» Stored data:
........

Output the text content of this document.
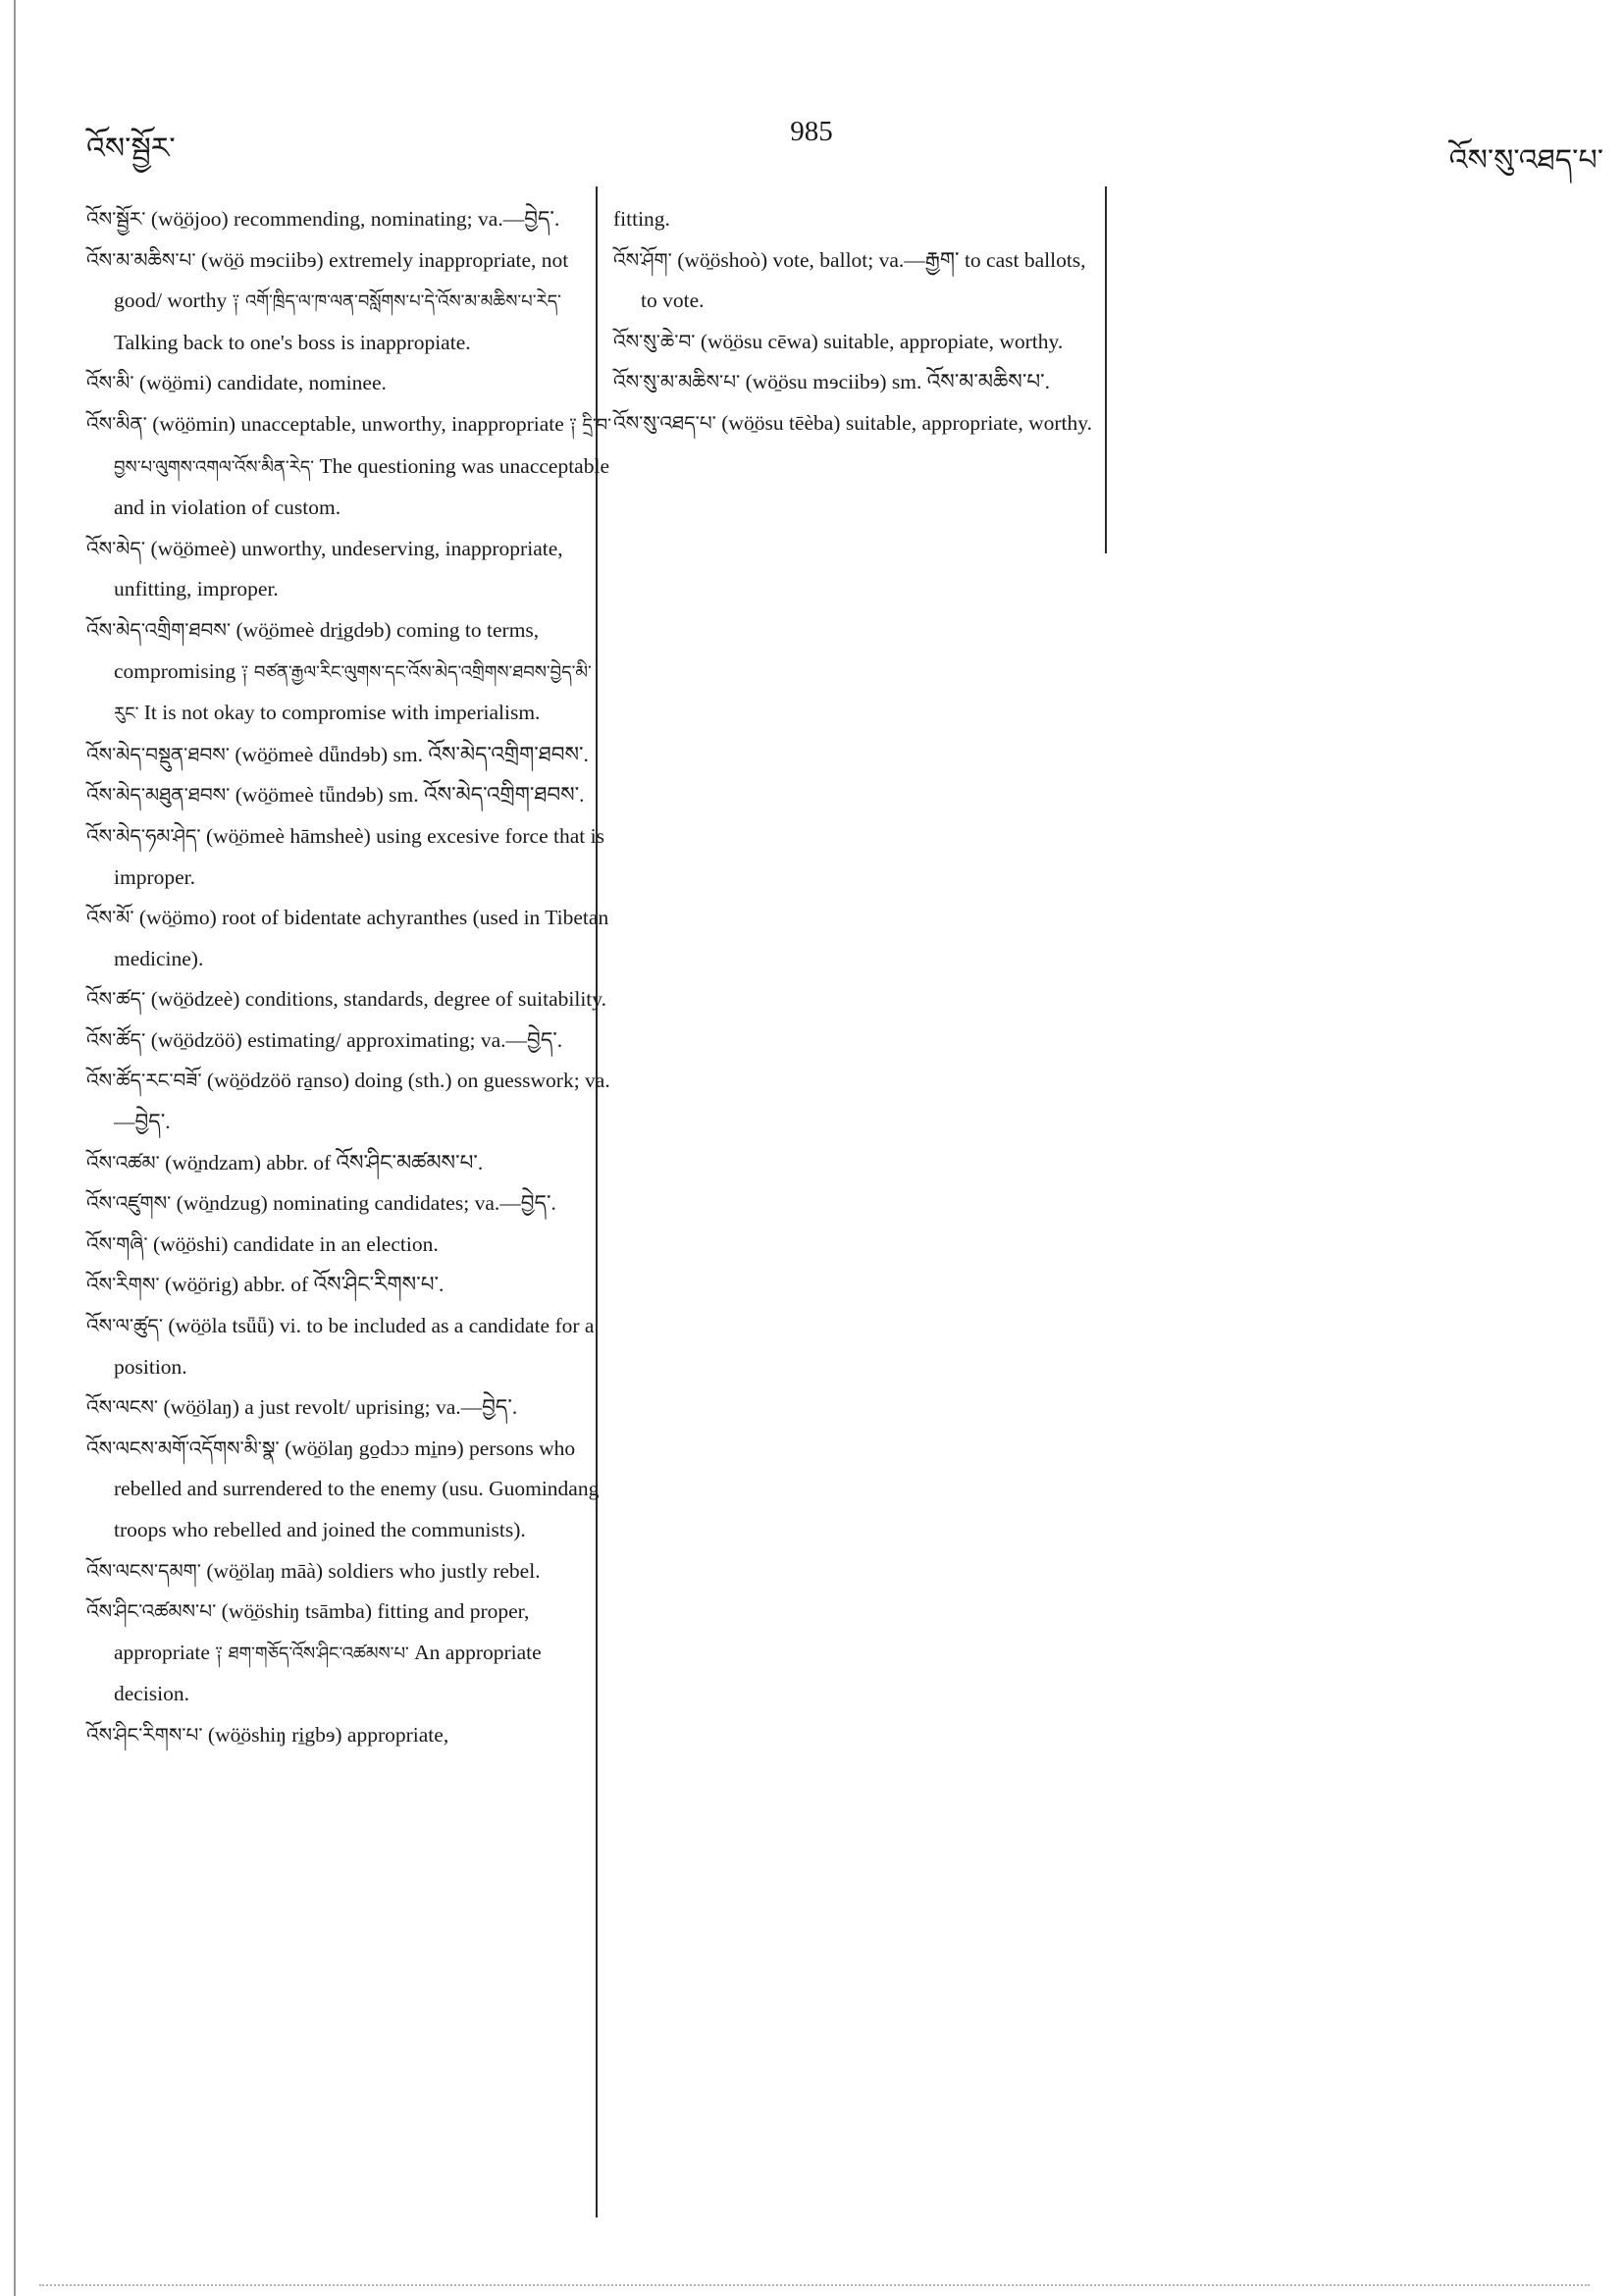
འོས་སྦྱོར་
985
འོས་སུ་འཐད་པ་

འོས་སྦྱོར་ (wö̱öjoo) recommending, nominating; va.—བྱེད་.

འོས་མ་མཆིས་པ་ (wö̱ö mɘciibɘ) extremely inappropriate, not good/ worthy ༑ འགོ་ཁྲིད་ལ་ཁ་ལན་བསློགས་པ་དེ་འོས་མ་མཆིས་པ་རེད་ Talking back to one's boss is inappropiate.

འོས་མི་ (wö̱ömi) candidate, nominee.

འོས་མིན་ (wö̱ömin) unacceptable, unworthy, inappropriate ༑ དྲི་བ་བྱས་པ་ལུགས་འགལ་འོས་མིན་རེད་ The questioning was unacceptable and in violation of custom.

འོས་མེད་ (wö̱ömeè) unworthy, undeserving, inappropriate, unfitting, improper.

འོས་མེད་འགྲིག་ཐབས་ (wö̱ömeè dri̱gdɘb) coming to terms, compromising ༑ བཙན་རྒྱལ་རིང་ལུགས་དང་འོས་མེད་འགྲིགས་ཐབས་བྱེད་མི་རུང་ It is not okay to compromise with imperialism.

འོས་མེད་བསྡུན་ཐབས་ (wö̱ömeè dǖndɘb) sm. འོས་མེད་འགྲིག་ཐབས་.

འོས་མེད་མཐུན་ཐབས་ (wö̱ömeè tǖndɘb) sm. འོས་མེད་འགྲིག་ཐབས་.

འོས་མེད་ཧམ་ཤེད་ (wö̱ömeè hāmsheè) using excesive force that is improper.

འོས་མོ་ (wö̱ömo) root of bidentate achyranthes (used in Tibetan medicine).

འོས་ཚད་ (wö̱ödzeè) conditions, standards, degree of suitability.

འོས་ཚོད་ (wö̱ödzöö) estimating/ approximating; va.—བྱེད་.

འོས་ཚོད་རང་བཟོ་ (wö̱ödzöö ra̱nso) doing (sth.) on guesswork; va.—བྱེད་.

འོས་འཚམ་ (wö̱ndzam) abbr. of འོས་ཤིང་མཚམས་པ་.

འོས་འཛུགས་ (wö̱ndzug) nominating candidates; va.—བྱེད་.

འོས་གཞི་ (wö̱öshi) candidate in an election.

འོས་རིགས་ (wö̱örig) abbr. of འོས་ཤིང་རིགས་པ་.

འོས་ལ་ཚུད་ (wö̱öla tsǖǖ) vi. to be included as a candidate for a position.

འོས་ལངས་ (wö̱ölaŋ) a just revolt/ uprising; va.—བྱེད་.

འོས་ལངས་མགོ་འདོགས་མི་སྣ་ (wö̱ölaŋ go̱dɔɔ mi̱nɘ) persons who rebelled and surrendered to the enemy (usu. Guomindang troops who rebelled and joined the communists).

འོས་ལངས་དམག་ (wö̱ölaŋ māà) soldiers who justly rebel.

འོས་ཤིང་འཚམས་པ་ (wö̱öshiŋ tsāmba) fitting and proper, appropriate ༑ ཐག་གཅོད་འོས་ཤིང་འཚམས་པ་ An appropriate decision.

འོས་ཤིང་རིགས་པ་ (wö̱öshiŋ ri̱gbɘ) appropriate,

fitting.

འོས་ཤོག་ (wö̱öshoò) vote, ballot; va.—རྒྱག་ to cast ballots, to vote.

འོས་སུ་ཆེ་བ་ (wö̱ösu cēwa) suitable, appropiate, worthy.

འོས་སུ་མ་མཆིས་པ་ (wö̱ösu mɘciibɘ) sm. འོས་མ་མཆིས་པ་.

འོས་སུ་འཐད་པ་ (wö̱ösu tēèba) suitable, appropriate, worthy.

........

» Prompt: Output all of the records exactly as they appear above, but not the pictures.

» Written response:
Output the text content of this document.
འོས་སྦྱོར་
985
འོས་སུ་འཐད་པ་

འོས་སྦྱོར་ (wö̱öjoo) recommending, nominating; va.—བྱེད་.

འོས་མ་མཆིས་པ་ (wö̱ö mɘciibɘ) extremely inappropriate, not good/ worthy ༑ འགོ་ཁྲིད་ལ་ཁ་ལན་བསློགས་པ་དེ་འོས་མ་མཆིས་པ་རེད་ Talking back to one's boss is inappropiate.

འོས་མི་ (wö̱ömi) candidate, nominee.

འོས་མིན་ (wö̱ömin) unacceptable, unworthy, inappropriate ༑ དྲི་བ་བྱས་པ་ལུགས་འགལ་འོས་མིན་རེད་ The questioning was unacceptable and in violation of custom.

འོས་མེད་ (wö̱ömeè) unworthy, undeserving, inappropriate, unfitting, improper.

འོས་མེད་འགྲིག་ཐབས་ (wö̱ömeè dri̱gdɘb) coming to terms, compromising ༑ བཙན་རྒྱལ་རིང་ལུགས་དང་འོས་མེད་འགྲིགས་ཐབས་བྱེད་མི་རུང་ It is not okay to compromise with imperialism.

འོས་མེད་བསྡུན་ཐབས་ (wö̱ömeè dǖndɘb) sm. འོས་མེད་འགྲིག་ཐབས་.

འོས་མེད་མཐུན་ཐབས་ (wö̱ömeè tǖndɘb) sm. འོས་མེད་འགྲིག་ཐབས་.

འོས་མེད་ཧམ་ཤེད་ (wö̱ömeè hāmsheè) using excesive force that is improper.

འོས་མོ་ (wö̱ömo) root of bidentate achyranthes (used in Tibetan medicine).

འོས་ཚད་ (wö̱ödzeè) conditions, standards, degree of suitability.

འོས་ཚོད་ (wö̱ödzöö) estimating/ approximating; va.—བྱེད་.

འོས་ཚོད་རང་བཟོ་ (wö̱ödzöö ra̱nso) doing (sth.) on guesswork; va.—བྱེད་.

འོས་འཚམ་ (wö̱ndzam) abbr. of འོས་ཤིང་མཚམས་པ་.

འོས་འཛུགས་ (wö̱ndzug) nominating candidates; va.—བྱེད་.

འོས་གཞི་ (wö̱öshi) candidate in an election.

འོས་རིགས་ (wö̱örig) abbr. of འོས་ཤིང་རིགས་པ་.

འོས་ལ་ཚུད་ (wö̱öla tsǖǖ) vi. to be included as a candidate for a position.

འོས་ལངས་ (wö̱ölaŋ) a just revolt/ uprising; va.—བྱེད་.

འོས་ལངས་མགོ་འདོགས་མི་སྣ་ (wö̱ölaŋ go̱dɔɔ mi̱nɘ) persons who rebelled and surrendered to the enemy (usu. Guomindang troops who rebelled and joined the communists).

འོས་ལངས་དམག་ (wö̱ölaŋ māà) soldiers who justly rebel.

འོས་ཤིང་འཚམས་པ་ (wö̱öshiŋ tsāmba) fitting and proper, appropriate ༑ ཐག་གཅོད་འོས་ཤིང་འཚམས་པ་ An appropriate decision.

འོས་ཤིང་རིགས་པ་ (wö̱öshiŋ ri̱gbɘ) appropriate,

fitting.

འོས་ཤོག་ (wö̱öshoò) vote, ballot; va.—རྒྱག་ to cast ballots, to vote.

འོས་སུ་ཆེ་བ་ (wö̱ösu cēwa) suitable, appropiate, worthy.

འོས་སུ་མ་མཆིས་པ་ (wö̱ösu mɘciibɘ) sm. འོས་མ་མཆིས་པ་.

འོས་སུ་འཐད་པ་ (wö̱ösu tēèba) suitable, appropriate, worthy.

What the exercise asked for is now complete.